● **The exercise**: Images should be left out, and everything else in the listing reproduced exactly.

● **Records for this exercise**:
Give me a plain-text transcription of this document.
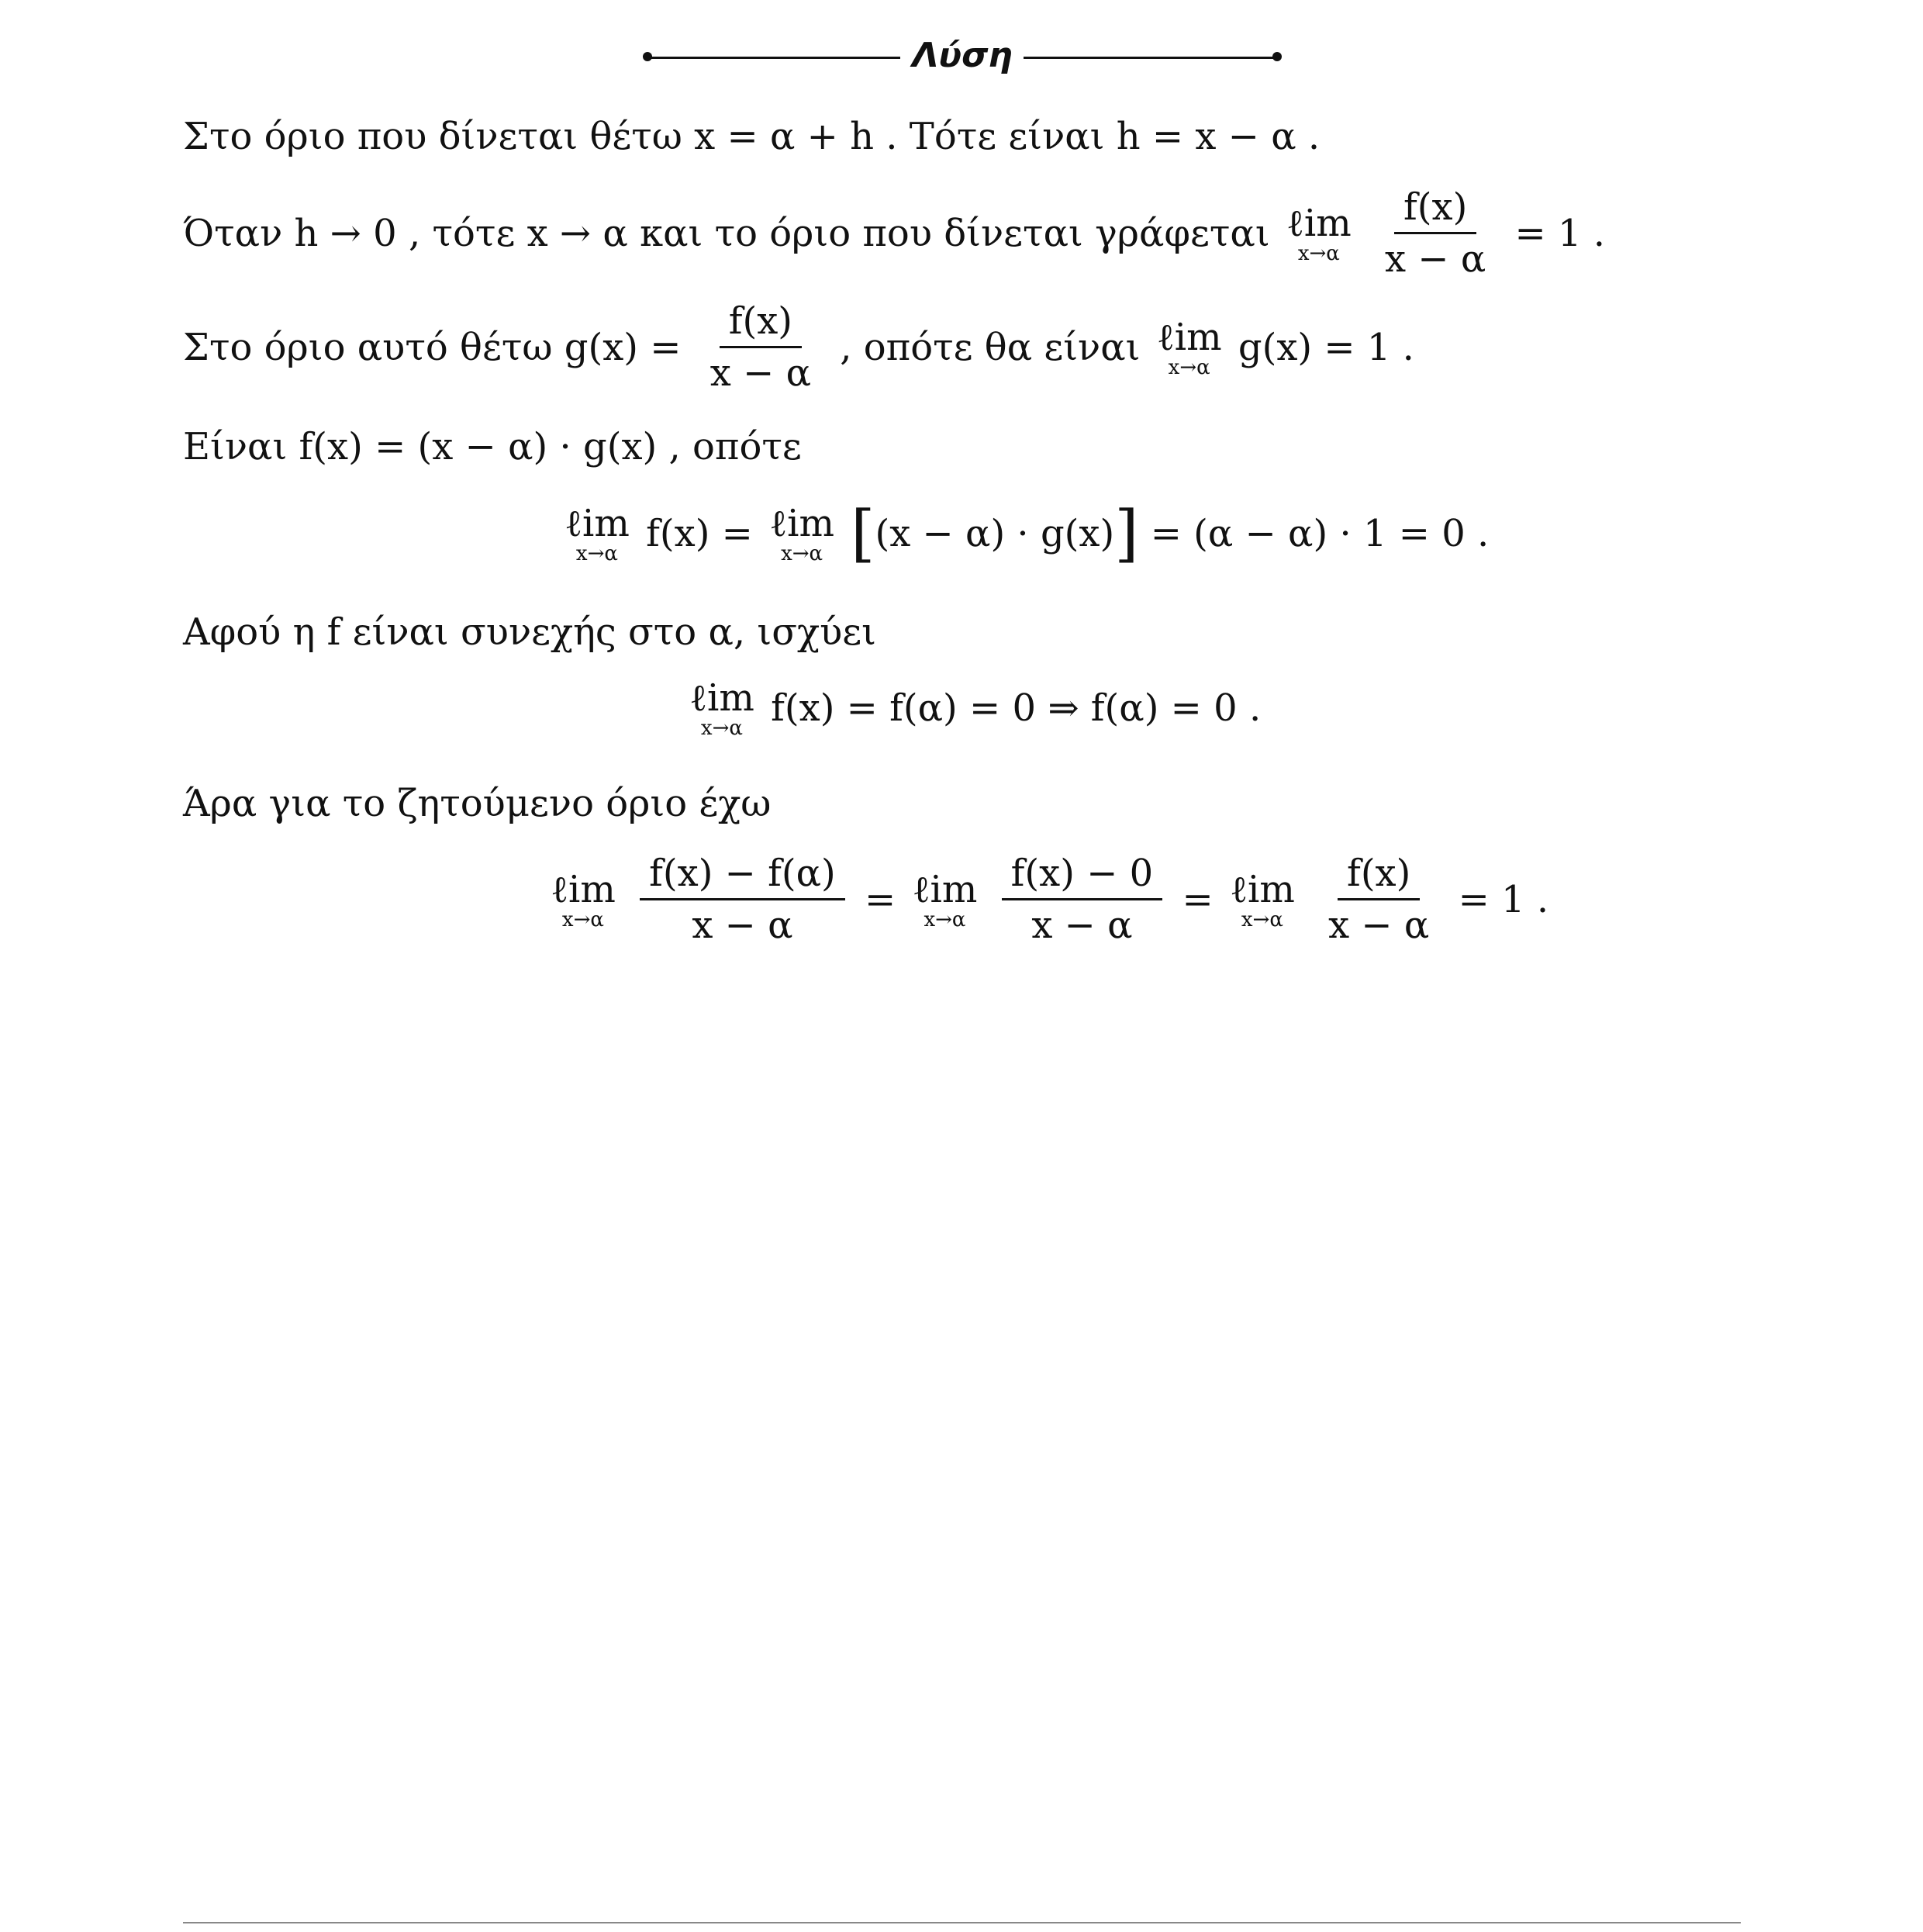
Λύση
Στο όριο που δίνεται θέτω x = α + h . Τότε είναι h = x − α .
Όταν h → 0 , τότε x → α και το όριο που δίνεται γράφεται ℓim
x→α
$\frac{f(x)}{x - \alpha} = 1$ .
Στο όριο αυτό θέτω $g(x) = \frac{f(x)}{x - \alpha}$ , οπότε θα είναι ℓim
x→α g(x) = 1 .
Είναι f(x) = (x − α) · g(x) , οπότε
ℓim
x→α f(x) = ℓim
x→α [(x − α) · g(x)] = (α − α) · 1 = 0 .
Αφού η f είναι συνεχής στο α, ισχύει
ℓim
x→α f(x) = f(α) = 0 ⇒ f(α) = 0 .
Άρα για το ζητούμενο όριο έχω
ℓim
x→α
$\frac{f(x) - f(\alpha)}{x - \alpha}$ = ℓim
x→α
$\frac{f(x) - 0}{x - \alpha}$ = ℓim
x→α
$\frac{f(x)}{x - \alpha} = 1$ .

● **Solution to the problem**:
Give me a plain-text transcription of this document.
Λύση
Στο όριο που δίνεται θέτω x = α + h . Τότε είναι h = x − α .
Όταν h → 0 , τότε x → α και το όριο που δίνεται γράφεται ℓim
x→α
$\frac{f(x)}{x - \alpha} = 1$ .
Στο όριο αυτό θέτω $g(x) = \frac{f(x)}{x - \alpha}$ , οπότε θα είναι ℓim
x→α g(x) = 1 .
Είναι f(x) = (x − α) · g(x) , οπότε
ℓim
x→α f(x) = ℓim
x→α [(x − α) · g(x)] = (α − α) · 1 = 0 .
Αφού η f είναι συνεχής στο α, ισχύει
ℓim
x→α f(x) = f(α) = 0 ⇒ f(α) = 0 .
Άρα για το ζητούμενο όριο έχω
ℓim
x→α
$\frac{f(x) - f(\alpha)}{x - \alpha}$ = ℓim
x→α
$\frac{f(x) - 0}{x - \alpha}$ = ℓim
x→α
$\frac{f(x)}{x - \alpha} = 1$ .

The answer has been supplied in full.